-------- Supplied entries
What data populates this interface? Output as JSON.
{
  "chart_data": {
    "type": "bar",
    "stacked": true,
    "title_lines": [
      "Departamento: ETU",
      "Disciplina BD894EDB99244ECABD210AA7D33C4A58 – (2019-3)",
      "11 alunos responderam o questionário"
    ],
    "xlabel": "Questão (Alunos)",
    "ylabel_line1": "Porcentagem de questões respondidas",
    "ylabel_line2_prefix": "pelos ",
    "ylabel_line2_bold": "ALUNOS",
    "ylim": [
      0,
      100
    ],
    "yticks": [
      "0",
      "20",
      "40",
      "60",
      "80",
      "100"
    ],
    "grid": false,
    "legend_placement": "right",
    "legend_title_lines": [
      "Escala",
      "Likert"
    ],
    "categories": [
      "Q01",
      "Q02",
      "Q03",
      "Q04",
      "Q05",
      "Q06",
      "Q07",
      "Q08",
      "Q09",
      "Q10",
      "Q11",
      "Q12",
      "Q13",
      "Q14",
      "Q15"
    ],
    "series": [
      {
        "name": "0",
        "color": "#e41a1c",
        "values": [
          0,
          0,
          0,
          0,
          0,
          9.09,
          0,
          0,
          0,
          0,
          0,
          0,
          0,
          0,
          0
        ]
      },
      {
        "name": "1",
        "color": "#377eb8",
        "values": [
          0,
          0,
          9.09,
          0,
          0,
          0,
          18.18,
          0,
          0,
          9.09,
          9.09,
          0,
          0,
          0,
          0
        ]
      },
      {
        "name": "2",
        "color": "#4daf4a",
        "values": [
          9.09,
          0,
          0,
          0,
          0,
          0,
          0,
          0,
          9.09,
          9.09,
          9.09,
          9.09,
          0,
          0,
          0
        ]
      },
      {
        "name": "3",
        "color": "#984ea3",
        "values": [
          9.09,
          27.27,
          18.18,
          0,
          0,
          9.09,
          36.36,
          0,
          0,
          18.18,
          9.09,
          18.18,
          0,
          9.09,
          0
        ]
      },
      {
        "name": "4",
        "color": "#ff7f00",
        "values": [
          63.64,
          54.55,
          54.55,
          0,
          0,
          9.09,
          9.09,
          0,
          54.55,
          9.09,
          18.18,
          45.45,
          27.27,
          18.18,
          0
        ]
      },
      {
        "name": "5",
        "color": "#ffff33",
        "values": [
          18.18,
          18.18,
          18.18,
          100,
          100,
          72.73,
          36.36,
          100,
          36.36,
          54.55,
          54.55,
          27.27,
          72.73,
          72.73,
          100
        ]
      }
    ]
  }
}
----------------
> [Stated problem]
Using the data above, output each line exactly.

> [Answer to the problem]
What data populates this interface? Output as JSON.
{
  "chart_data": {
    "type": "bar",
    "stacked": true,
    "title_lines": [
      "Departamento: ETU",
      "Disciplina BD894EDB99244ECABD210AA7D33C4A58 – (2019-3)",
      "11 alunos responderam o questionário"
    ],
    "xlabel": "Questão (Alunos)",
    "ylabel_line1": "Porcentagem de questões respondidas",
    "ylabel_line2_prefix": "pelos ",
    "ylabel_line2_bold": "ALUNOS",
    "ylim": [
      0,
      100
    ],
    "yticks": [
      "0",
      "20",
      "40",
      "60",
      "80",
      "100"
    ],
    "grid": false,
    "legend_placement": "right",
    "legend_title_lines": [
      "Escala",
      "Likert"
    ],
    "categories": [
      "Q01",
      "Q02",
      "Q03",
      "Q04",
      "Q05",
      "Q06",
      "Q07",
      "Q08",
      "Q09",
      "Q10",
      "Q11",
      "Q12",
      "Q13",
      "Q14",
      "Q15"
    ],
    "series": [
      {
        "name": "0",
        "color": "#e41a1c",
        "values": [
          0,
          0,
          0,
          0,
          0,
          9.09,
          0,
          0,
          0,
          0,
          0,
          0,
          0,
          0,
          0
        ]
      },
      {
        "name": "1",
        "color": "#377eb8",
        "values": [
          0,
          0,
          9.09,
          0,
          0,
          0,
          18.18,
          0,
          0,
          9.09,
          9.09,
          0,
          0,
          0,
          0
        ]
      },
      {
        "name": "2",
        "color": "#4daf4a",
        "values": [
          9.09,
          0,
          0,
          0,
          0,
          0,
          0,
          0,
          9.09,
          9.09,
          9.09,
          9.09,
          0,
          0,
          0
        ]
      },
      {
        "name": "3",
        "color": "#984ea3",
        "values": [
          9.09,
          27.27,
          18.18,
          0,
          0,
          9.09,
          36.36,
          0,
          0,
          18.18,
          9.09,
          18.18,
          0,
          9.09,
          0
        ]
      },
      {
        "name": "4",
        "color": "#ff7f00",
        "values": [
          63.64,
          54.55,
          54.55,
          0,
          0,
          9.09,
          9.09,
          0,
          54.55,
          9.09,
          18.18,
          45.45,
          27.27,
          18.18,
          0
        ]
      },
      {
        "name": "5",
        "color": "#ffff33",
        "values": [
          18.18,
          18.18,
          18.18,
          100,
          100,
          72.73,
          36.36,
          100,
          36.36,
          54.55,
          54.55,
          27.27,
          72.73,
          72.73,
          100
        ]
      }
    ]
  }
}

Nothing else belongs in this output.